Data shown ▸

#####

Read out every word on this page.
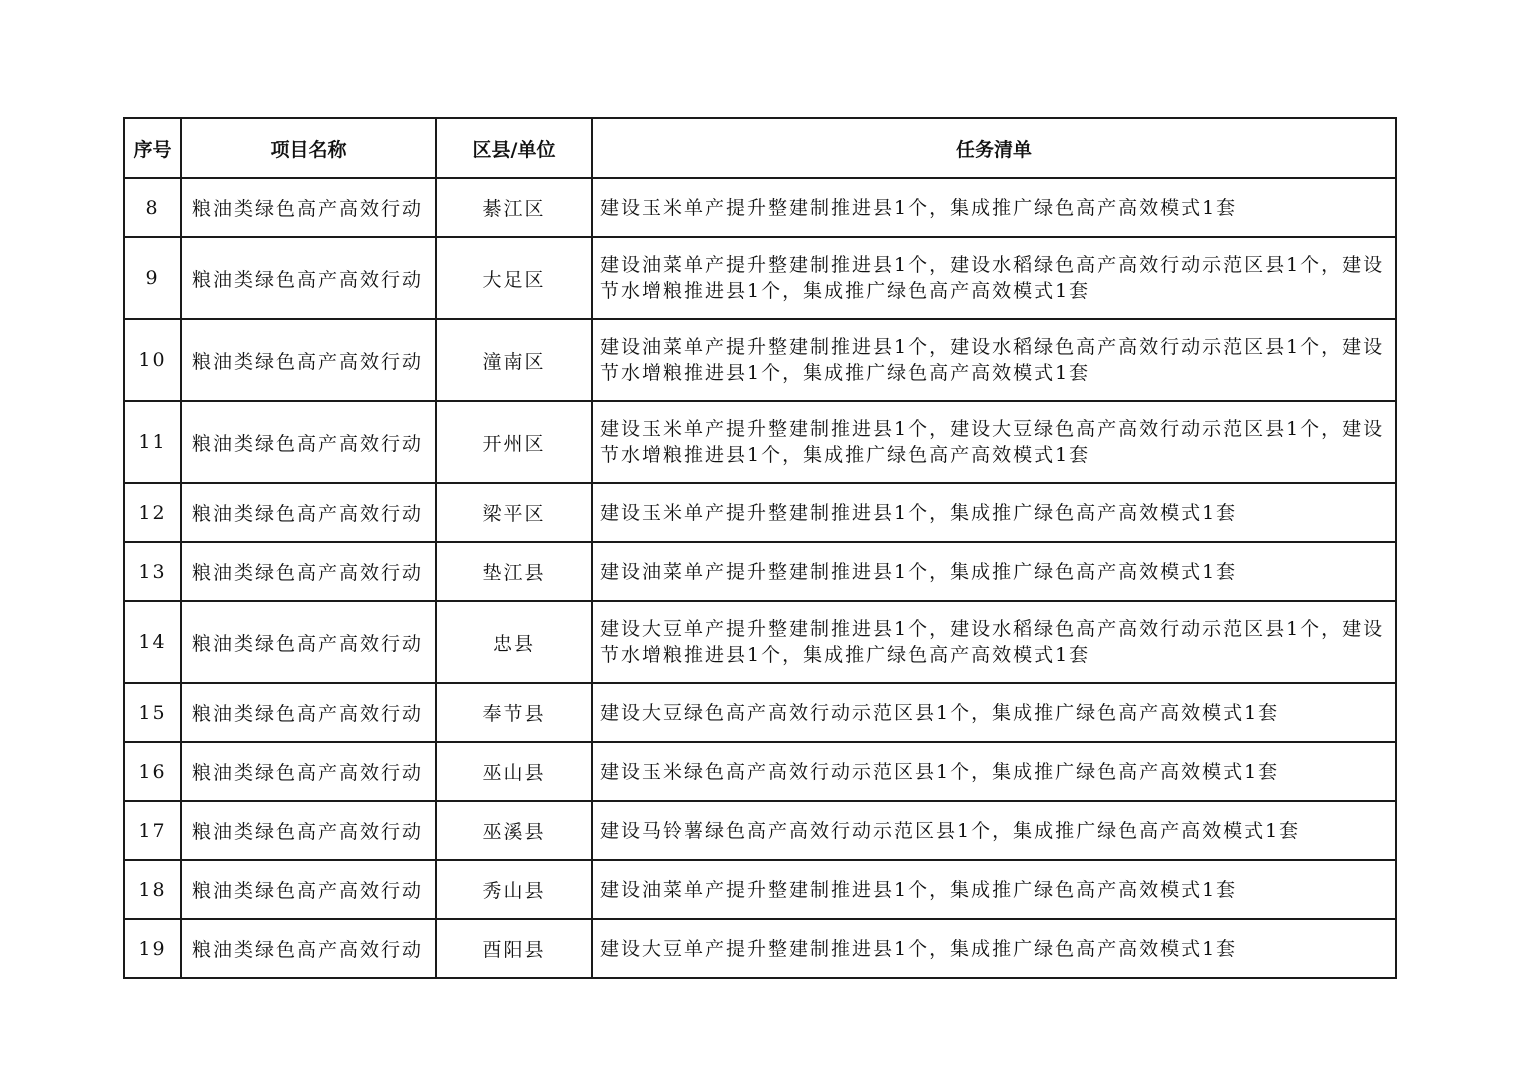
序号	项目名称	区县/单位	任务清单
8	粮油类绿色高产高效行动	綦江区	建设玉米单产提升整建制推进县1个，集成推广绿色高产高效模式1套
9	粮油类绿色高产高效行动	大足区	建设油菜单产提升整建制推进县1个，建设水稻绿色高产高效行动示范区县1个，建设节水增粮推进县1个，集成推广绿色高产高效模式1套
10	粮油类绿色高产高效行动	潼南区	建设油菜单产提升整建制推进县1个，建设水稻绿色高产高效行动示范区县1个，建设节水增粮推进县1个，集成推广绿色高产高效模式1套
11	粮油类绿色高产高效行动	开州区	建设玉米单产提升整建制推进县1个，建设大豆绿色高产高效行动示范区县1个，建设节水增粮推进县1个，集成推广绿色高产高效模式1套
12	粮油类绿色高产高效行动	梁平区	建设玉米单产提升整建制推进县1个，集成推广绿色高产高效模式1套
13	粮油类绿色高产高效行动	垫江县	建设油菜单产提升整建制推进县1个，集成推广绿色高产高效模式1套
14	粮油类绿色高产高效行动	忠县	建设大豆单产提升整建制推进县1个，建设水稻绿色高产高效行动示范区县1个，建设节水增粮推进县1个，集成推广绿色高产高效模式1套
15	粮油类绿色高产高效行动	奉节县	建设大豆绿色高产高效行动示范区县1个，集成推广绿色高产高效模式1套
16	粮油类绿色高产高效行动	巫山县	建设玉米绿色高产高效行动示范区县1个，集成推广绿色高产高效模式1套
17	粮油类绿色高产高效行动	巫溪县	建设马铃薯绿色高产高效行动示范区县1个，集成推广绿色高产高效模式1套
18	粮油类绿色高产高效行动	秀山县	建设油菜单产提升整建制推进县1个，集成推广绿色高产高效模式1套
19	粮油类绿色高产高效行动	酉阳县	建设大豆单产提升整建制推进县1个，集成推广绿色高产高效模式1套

#####

Every entry must be written out exactly, with all pictures left out.

Read out every word on this page.
序号	项目名称	区县/单位	任务清单
8	粮油类绿色高产高效行动	綦江区	建设玉米单产提升整建制推进县1个，集成推广绿色高产高效模式1套
9	粮油类绿色高产高效行动	大足区	建设油菜单产提升整建制推进县1个，建设水稻绿色高产高效行动示范区县1个，建设节水增粮推进县1个，集成推广绿色高产高效模式1套
10	粮油类绿色高产高效行动	潼南区	建设油菜单产提升整建制推进县1个，建设水稻绿色高产高效行动示范区县1个，建设节水增粮推进县1个，集成推广绿色高产高效模式1套
11	粮油类绿色高产高效行动	开州区	建设玉米单产提升整建制推进县1个，建设大豆绿色高产高效行动示范区县1个，建设节水增粮推进县1个，集成推广绿色高产高效模式1套
12	粮油类绿色高产高效行动	梁平区	建设玉米单产提升整建制推进县1个，集成推广绿色高产高效模式1套
13	粮油类绿色高产高效行动	垫江县	建设油菜单产提升整建制推进县1个，集成推广绿色高产高效模式1套
14	粮油类绿色高产高效行动	忠县	建设大豆单产提升整建制推进县1个，建设水稻绿色高产高效行动示范区县1个，建设节水增粮推进县1个，集成推广绿色高产高效模式1套
15	粮油类绿色高产高效行动	奉节县	建设大豆绿色高产高效行动示范区县1个，集成推广绿色高产高效模式1套
16	粮油类绿色高产高效行动	巫山县	建设玉米绿色高产高效行动示范区县1个，集成推广绿色高产高效模式1套
17	粮油类绿色高产高效行动	巫溪县	建设马铃薯绿色高产高效行动示范区县1个，集成推广绿色高产高效模式1套
18	粮油类绿色高产高效行动	秀山县	建设油菜单产提升整建制推进县1个，集成推广绿色高产高效模式1套
19	粮油类绿色高产高效行动	酉阳县	建设大豆单产提升整建制推进县1个，集成推广绿色高产高效模式1套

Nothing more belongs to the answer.